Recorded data

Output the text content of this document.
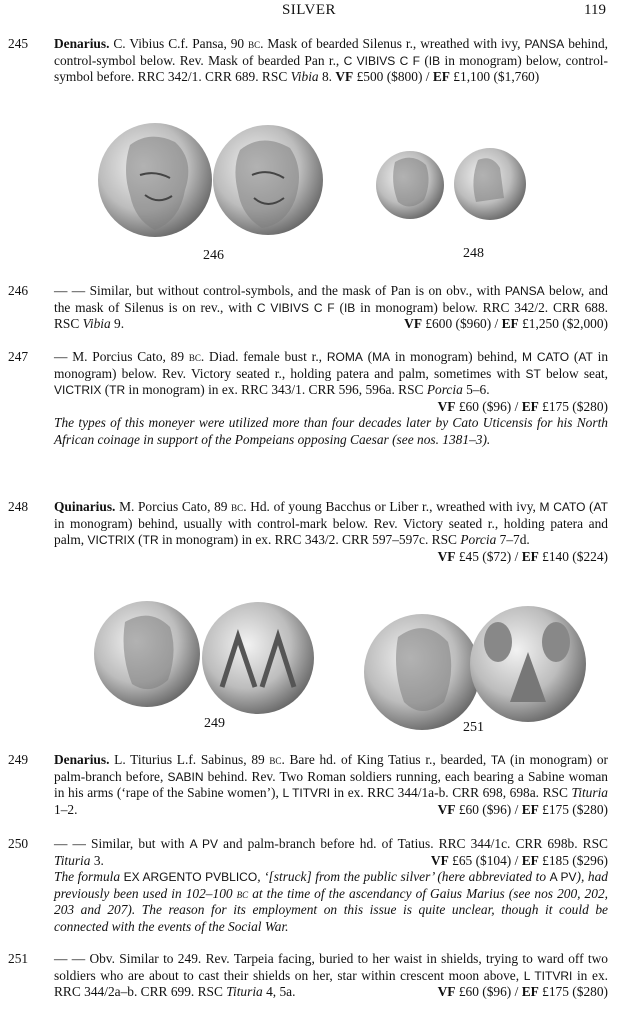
SILVER	119
245	Denarius. C. Vibius C.f. Pansa, 90 bc. Mask of bearded Silenus r., wreathed with ivy, PANSA behind, control-symbol below. Rev. Mask of bearded Pan r., C VIBIVS C F (IB in monogram) below, control-symbol before. RRC 342/1. CRR 689. RSC Vibia 8. VF £500 ($800) / EF £1,100 ($1,760)
246	248
246	— — Similar, but without control-symbols, and the mask of Pan is on obv., with PANSA below, and the mask of Silenus is on rev., with C VIBIVS C F (IB in monogram) below. RRC 342/2. CRR 688. RSC Vibia 9.	VF £600 ($960) / EF £1,250 ($2,000)
247	— M. Porcius Cato, 89 bc. Diad. female bust r., ROMA (MA in monogram) behind, M CATO (AT in monogram) below. Rev. Victory seated r., holding patera and palm, sometimes with ST below seat, VICTRIX (TR in monogram) in ex. RRC 343/1. CRR 596, 596a. RSC Porcia 5–6.
VF £60 ($96) / EF £175 ($280)
The types of this moneyer were utilized more than four decades later by Cato Uticensis for his North African coinage in support of the Pompeians opposing Caesar (see nos. 1381–3).
248	Quinarius. M. Porcius Cato, 89 bc. Hd. of young Bacchus or Liber r., wreathed with ivy, M CATO (AT in monogram) behind, usually with control-mark below. Rev. Victory seated r., holding patera and palm, VICTRIX (TR in monogram) in ex. RRC 343/2. CRR 597–597c. RSC Porcia 7–7d.
VF £45 ($72) / EF £140 ($224)
249	251
249	Denarius. L. Titurius L.f. Sabinus, 89 bc. Bare hd. of King Tatius r., bearded, TA (in monogram) or palm-branch before, SABIN behind. Rev. Two Roman soldiers running, each bearing a Sabine woman in his arms (‘rape of the Sabine women’), L TITVRI in ex. RRC 344/1a-b. CRR 698, 698a. RSC Tituria 1–2.	VF £60 ($96) / EF £175 ($280)
250	— — Similar, but with A PV and palm-branch before hd. of Tatius. RRC 344/1c. CRR 698b. RSC Tituria 3.	VF £65 ($104) / EF £185 ($296)
The formula EX ARGENTO PVBLICO, ‘[struck] from the public silver’ (here abbreviated to A PV), had previously been used in 102–100 bc at the time of the ascendancy of Gaius Marius (see nos 200, 202, 203 and 207). The reason for its employment on this issue is quite unclear, though it could be connected with the events of the Social War.
251	— — Obv. Similar to 249. Rev. Tarpeia facing, buried to her waist in shields, trying to ward off two soldiers who are about to cast their shields on her, star within crescent moon above, L TITVRI in ex. RRC 344/2a–b. CRR 699. RSC Tituria 4, 5a.	VF £60 ($96) / EF £175 ($280)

_What you have to do_: List every line above containing the word "VIBIVS".

_Exercise solution_:
245	Denarius. C. Vibius C.f. Pansa, 90 bc. Mask of bearded Silenus r., wreathed with ivy, PANSA behind, control-symbol below. Rev. Mask of bearded Pan r., C VIBIVS C F (IB in monogram) below, control-symbol before. RRC 342/1. CRR 689. RSC Vibia 8. VF £500 ($800) / EF £1,100 ($1,760)
246	— — Similar, but without control-symbols, and the mask of Pan is on obv., with PANSA below, and the mask of Silenus is on rev., with C VIBIVS C F (IB in monogram) below. RRC 342/2. CRR 688. RSC Vibia 9.	VF £600 ($960) / EF £1,250 ($2,000)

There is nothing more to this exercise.